Supplied records ::
*-*-*
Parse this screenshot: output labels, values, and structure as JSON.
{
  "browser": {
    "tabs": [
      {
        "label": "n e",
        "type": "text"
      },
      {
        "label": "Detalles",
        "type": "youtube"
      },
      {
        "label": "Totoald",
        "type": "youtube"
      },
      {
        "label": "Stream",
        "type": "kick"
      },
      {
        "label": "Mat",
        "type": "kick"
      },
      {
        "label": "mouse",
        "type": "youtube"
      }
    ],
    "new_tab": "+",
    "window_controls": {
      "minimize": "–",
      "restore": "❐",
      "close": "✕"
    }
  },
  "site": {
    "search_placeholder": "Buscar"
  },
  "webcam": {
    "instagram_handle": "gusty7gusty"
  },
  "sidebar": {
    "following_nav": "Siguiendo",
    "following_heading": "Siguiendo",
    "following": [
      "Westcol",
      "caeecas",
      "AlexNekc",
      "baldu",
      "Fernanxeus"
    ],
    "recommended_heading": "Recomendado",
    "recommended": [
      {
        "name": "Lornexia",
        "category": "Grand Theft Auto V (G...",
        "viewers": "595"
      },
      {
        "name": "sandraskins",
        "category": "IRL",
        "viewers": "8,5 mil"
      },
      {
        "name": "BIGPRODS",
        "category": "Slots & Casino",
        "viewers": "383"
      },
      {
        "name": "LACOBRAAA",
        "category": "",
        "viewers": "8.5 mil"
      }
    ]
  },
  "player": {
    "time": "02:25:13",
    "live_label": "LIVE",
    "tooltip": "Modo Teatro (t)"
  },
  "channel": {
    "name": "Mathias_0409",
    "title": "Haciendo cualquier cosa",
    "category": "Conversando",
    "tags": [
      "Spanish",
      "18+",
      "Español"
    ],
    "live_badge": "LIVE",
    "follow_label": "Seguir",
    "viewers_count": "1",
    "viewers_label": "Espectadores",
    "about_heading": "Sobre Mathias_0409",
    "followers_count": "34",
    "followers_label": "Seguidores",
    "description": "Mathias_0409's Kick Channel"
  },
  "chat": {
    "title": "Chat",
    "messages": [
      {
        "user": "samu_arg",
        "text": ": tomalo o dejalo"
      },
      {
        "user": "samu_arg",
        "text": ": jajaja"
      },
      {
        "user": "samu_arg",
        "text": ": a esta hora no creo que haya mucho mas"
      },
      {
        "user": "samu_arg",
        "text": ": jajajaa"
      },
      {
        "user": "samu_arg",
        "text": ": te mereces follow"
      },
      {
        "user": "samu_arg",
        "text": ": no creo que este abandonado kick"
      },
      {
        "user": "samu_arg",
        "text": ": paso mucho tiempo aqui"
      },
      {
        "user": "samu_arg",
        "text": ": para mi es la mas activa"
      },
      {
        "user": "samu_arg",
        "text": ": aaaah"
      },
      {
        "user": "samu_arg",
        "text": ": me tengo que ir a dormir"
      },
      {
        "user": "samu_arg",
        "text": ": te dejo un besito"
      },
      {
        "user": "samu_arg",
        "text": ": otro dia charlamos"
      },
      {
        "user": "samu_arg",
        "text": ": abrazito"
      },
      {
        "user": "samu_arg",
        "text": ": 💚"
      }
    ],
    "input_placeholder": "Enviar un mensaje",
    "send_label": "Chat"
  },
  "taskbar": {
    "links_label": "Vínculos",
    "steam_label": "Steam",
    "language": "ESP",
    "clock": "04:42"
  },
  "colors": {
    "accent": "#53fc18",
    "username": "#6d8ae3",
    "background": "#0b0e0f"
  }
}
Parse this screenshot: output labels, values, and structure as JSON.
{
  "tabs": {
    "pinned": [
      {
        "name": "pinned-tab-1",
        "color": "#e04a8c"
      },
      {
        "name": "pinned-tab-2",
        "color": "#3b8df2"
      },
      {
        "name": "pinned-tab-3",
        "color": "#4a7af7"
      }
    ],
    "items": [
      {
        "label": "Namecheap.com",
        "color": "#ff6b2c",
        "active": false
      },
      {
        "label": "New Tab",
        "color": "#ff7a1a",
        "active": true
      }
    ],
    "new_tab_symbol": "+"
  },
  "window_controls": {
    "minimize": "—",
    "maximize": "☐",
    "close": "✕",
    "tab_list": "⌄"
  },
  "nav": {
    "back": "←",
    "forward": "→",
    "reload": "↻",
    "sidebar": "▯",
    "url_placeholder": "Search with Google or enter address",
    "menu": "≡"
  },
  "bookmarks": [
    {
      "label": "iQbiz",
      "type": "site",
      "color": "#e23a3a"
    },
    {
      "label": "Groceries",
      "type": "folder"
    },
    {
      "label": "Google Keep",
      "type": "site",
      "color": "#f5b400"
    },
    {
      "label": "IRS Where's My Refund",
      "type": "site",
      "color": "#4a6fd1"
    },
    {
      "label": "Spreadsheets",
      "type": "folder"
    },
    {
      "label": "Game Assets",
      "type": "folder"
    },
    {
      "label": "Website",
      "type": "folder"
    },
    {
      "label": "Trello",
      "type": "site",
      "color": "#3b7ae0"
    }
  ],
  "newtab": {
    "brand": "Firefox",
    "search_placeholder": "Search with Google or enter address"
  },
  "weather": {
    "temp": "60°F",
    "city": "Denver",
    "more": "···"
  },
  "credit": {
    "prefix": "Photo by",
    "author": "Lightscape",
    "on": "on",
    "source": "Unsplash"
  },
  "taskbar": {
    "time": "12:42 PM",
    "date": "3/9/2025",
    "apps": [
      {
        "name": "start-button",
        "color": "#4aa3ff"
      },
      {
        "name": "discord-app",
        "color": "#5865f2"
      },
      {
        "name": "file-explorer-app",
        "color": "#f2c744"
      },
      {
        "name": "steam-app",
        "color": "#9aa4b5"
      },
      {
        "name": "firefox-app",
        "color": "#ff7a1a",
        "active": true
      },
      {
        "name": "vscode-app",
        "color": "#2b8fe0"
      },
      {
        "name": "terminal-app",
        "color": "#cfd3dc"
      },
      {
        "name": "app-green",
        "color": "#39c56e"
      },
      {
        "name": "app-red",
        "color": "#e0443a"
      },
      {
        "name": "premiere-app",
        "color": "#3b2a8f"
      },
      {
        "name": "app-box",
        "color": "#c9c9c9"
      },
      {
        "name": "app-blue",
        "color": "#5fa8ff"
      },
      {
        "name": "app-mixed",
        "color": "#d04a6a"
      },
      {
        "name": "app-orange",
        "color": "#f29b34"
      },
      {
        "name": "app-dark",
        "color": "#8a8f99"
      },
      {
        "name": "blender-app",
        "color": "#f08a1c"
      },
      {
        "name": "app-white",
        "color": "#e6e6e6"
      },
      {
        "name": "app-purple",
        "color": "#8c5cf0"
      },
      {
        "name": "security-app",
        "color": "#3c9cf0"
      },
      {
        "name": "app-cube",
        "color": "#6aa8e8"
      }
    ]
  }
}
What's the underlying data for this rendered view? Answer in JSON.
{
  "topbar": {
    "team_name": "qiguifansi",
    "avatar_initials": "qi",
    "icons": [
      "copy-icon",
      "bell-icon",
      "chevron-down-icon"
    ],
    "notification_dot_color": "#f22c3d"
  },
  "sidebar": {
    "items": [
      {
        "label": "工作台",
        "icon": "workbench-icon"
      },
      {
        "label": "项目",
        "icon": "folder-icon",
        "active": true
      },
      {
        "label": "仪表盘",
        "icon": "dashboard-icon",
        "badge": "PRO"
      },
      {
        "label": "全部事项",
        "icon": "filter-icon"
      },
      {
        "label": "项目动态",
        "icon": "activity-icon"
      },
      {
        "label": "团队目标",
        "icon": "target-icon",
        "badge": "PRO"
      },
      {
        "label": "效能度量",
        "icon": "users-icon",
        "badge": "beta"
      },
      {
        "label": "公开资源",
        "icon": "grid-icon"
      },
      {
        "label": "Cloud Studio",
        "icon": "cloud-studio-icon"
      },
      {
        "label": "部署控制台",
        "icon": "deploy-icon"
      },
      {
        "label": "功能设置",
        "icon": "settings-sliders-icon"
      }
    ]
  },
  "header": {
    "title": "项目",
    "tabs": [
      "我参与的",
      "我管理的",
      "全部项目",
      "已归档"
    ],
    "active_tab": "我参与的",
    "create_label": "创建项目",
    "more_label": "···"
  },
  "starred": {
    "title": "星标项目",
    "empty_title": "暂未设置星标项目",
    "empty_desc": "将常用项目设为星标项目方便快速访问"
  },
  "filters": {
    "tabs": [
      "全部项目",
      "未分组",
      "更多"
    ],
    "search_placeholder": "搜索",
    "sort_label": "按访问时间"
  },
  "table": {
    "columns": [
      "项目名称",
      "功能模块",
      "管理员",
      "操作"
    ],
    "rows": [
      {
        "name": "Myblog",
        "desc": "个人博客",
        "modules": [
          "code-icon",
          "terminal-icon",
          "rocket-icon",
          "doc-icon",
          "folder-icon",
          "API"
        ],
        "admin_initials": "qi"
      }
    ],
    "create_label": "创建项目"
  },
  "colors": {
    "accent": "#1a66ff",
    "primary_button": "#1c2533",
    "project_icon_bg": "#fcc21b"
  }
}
*-*-*
Aim of the exercise ::
Return a copy of every line that includes the word "pinned".

Worked answer ::
    "pinned": [
        "name": "pinned-tab-1",
        "name": "pinned-tab-2",
        "name": "pinned-tab-3",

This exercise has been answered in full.